((

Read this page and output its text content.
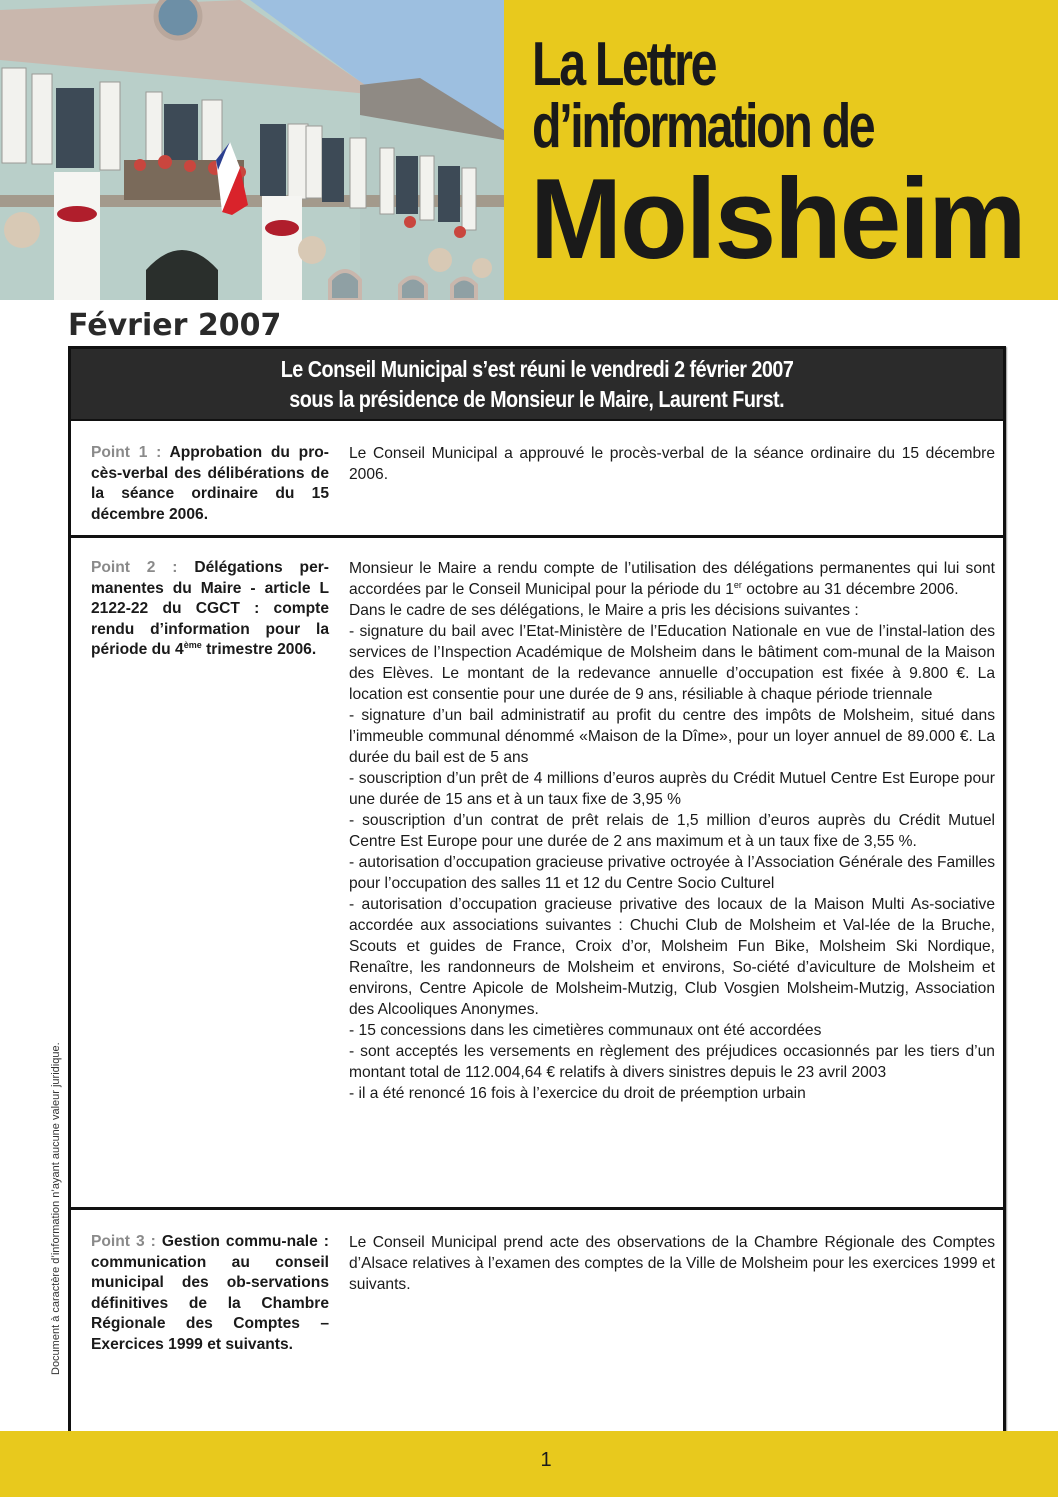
La Lettre
d’information de
Molsheim
Février 2007
Le Conseil Municipal s’est réuni le vendredi 2 février 2007
sous la présidence de Monsieur le Maire, Laurent Furst.
Point 1 : Approbation du pro-cès-verbal des délibérations de la séance ordinaire du 15 décembre 2006.

Le Conseil Municipal a approuvé le procès-verbal de la séance ordinaire du 15 décembre 2006.

Point 2 : Délégations per-manentes du Maire - article L 2122-22 du CGCT : compte rendu d’information pour la période du 4ème trimestre 2006.

Monsieur le Maire a rendu compte de l’utilisation des délégations permanentes qui lui sont accordées par le Conseil Municipal pour la période du 1er octobre au 31 décembre 2006.

Dans le cadre de ses délégations, le Maire a pris les décisions suivantes :

- signature du bail avec l’Etat-Ministère de l’Education Nationale en vue de l’instal-lation des services de l’Inspection Académique de Molsheim dans le bâtiment com-munal de la Maison des Elèves. Le montant de la redevance annuelle d’occupation est fixée à 9.800 €. La location est consentie pour une durée de 9 ans, résiliable à chaque période triennale

- signature d’un bail administratif au profit du centre des impôts de Molsheim, situé dans l’immeuble communal dénommé «Maison de la Dîme», pour un loyer annuel de 89.000 €. La durée du bail est de 5 ans

- souscription d’un prêt de 4 millions d’euros auprès du Crédit Mutuel Centre Est Europe pour une durée de 15 ans et à un taux fixe de 3,95 %

- souscription d’un contrat de prêt relais de 1,5 million d’euros auprès du Crédit Mutuel Centre Est Europe pour une durée de 2 ans maximum et à un taux fixe de 3,55 %.

- autorisation d’occupation gracieuse privative octroyée à l’Association Générale des Familles pour l’occupation des salles 11 et 12 du Centre Socio Culturel

- autorisation d’occupation gracieuse privative des locaux de la Maison Multi As-sociative accordée aux associations suivantes : Chuchi Club de Molsheim et Val-lée de la Bruche, Scouts et guides de France, Croix d’or, Molsheim Fun Bike, Molsheim Ski Nordique, Renaître, les randonneurs de Molsheim et environs, So-ciété d’aviculture de Molsheim et environs, Centre Apicole de Molsheim-Mutzig, Club Vosgien Molsheim-Mutzig, Association des Alcooliques Anonymes.

- 15 concessions dans les cimetières communaux ont été accordées

- sont acceptés les versements en règlement des préjudices occasionnés par les tiers d’un montant total de 112.004,64 € relatifs à divers sinistres depuis le 23 avril 2003

- il a été renoncé 16 fois à l’exercice du droit de préemption urbain

Point 3 : Gestion commu-nale : communication au conseil municipal des ob-servations définitives de la Chambre Régionale des Comptes – Exercices 1999 et suivants.

Le Conseil Municipal prend acte des observations de la Chambre Régionale des Comptes d’Alsace relatives à l’examen des comptes de la Ville de Molsheim pour les exercices 1999 et suivants.

Document à caractère d’information n’ayant aucune valeur juridique.
1
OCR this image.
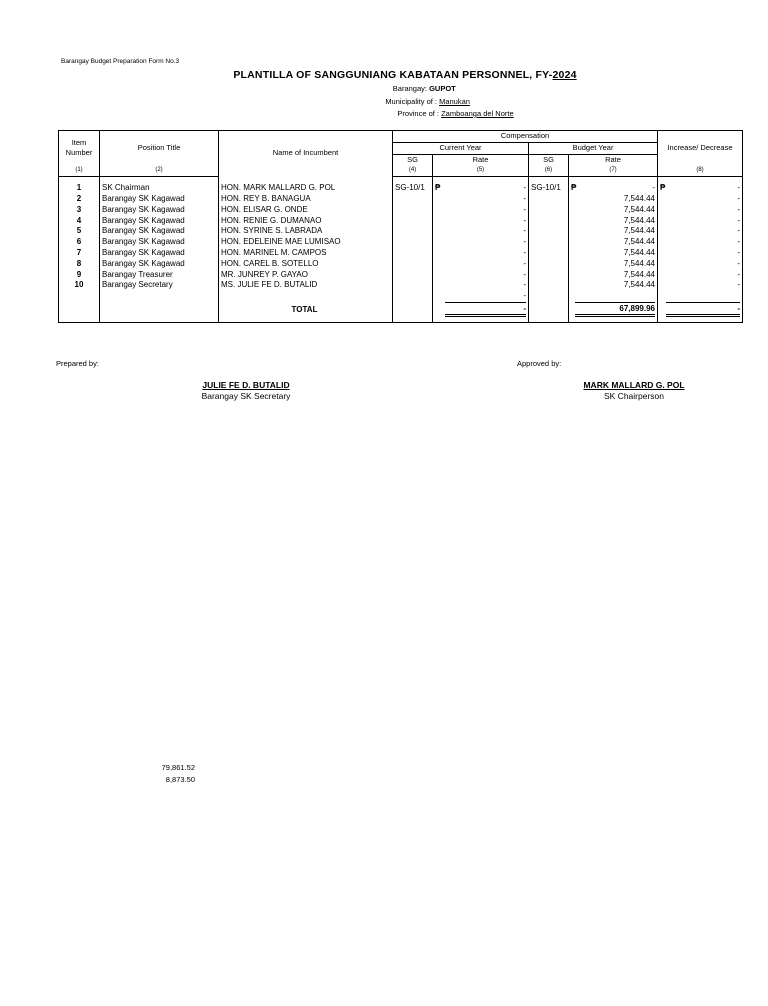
Barangay Budget Preparation Form No.3
PLANTILLA OF SANGGUNIANG KABATAAN PERSONNEL, FY-2024
Barangay: GUPOT
Municipality of : Manukan
Province of : Zamboanga del Norte
Item Number	Position Title	Name of Incumbent	Compensation				Increase/ Decrease
			Current Year		Budget Year		
			SG	Rate	SG	Rate	
(1)	(2)		(4)	(5)	(6)	(7)	(8)

1	SK Chairman	HON. MARK MALLARD G. POL	SG-10/1	₱ -	SG-10/1	₱ -	₱ -
2	Barangay SK Kagawad	HON. REY B. BANAGUA		-		7,544.44	-
3	Barangay SK Kagawad	HON. ELISAR G. ONDE		-		7,544.44	-
4	Barangay SK Kagawad	HON. RENIE G. DUMANAO		-		7,544.44	-
5	Barangay SK Kagawad	HON. SYRINE S. LABRADA		-		7,544.44	-
6	Barangay SK Kagawad	HON. EDELEINE MAE LUMISAO		-		7,544.44	-
7	Barangay SK Kagawad	HON. MARINEL M. CAMPOS		-		7,544.44	-
8	Barangay SK Kagawad	HON. CAREL B. SOTELLO		-		7,544.44	-
9	Barangay Treasurer	MR. JUNREY P. GAYAO		-		7,544.44	-
10	Barangay Secretary	MS. JULIE FE D. BUTALID		-		7,544.44	-
				-			
		TOTAL		-		67,899.96	-

Prepared by:	Approved by:
JULIE FE D. BUTALID
Barangay SK Secretary
MARK MALLARD G. POL
SK Chairperson
79,861.52
8,873.50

))

Filter the entries down to the lines with the word "JULIE" in them.

10	Barangay Secretary	MS. JULIE FE D. BUTALID		-		7,544.44	-
JULIE FE D. BUTALID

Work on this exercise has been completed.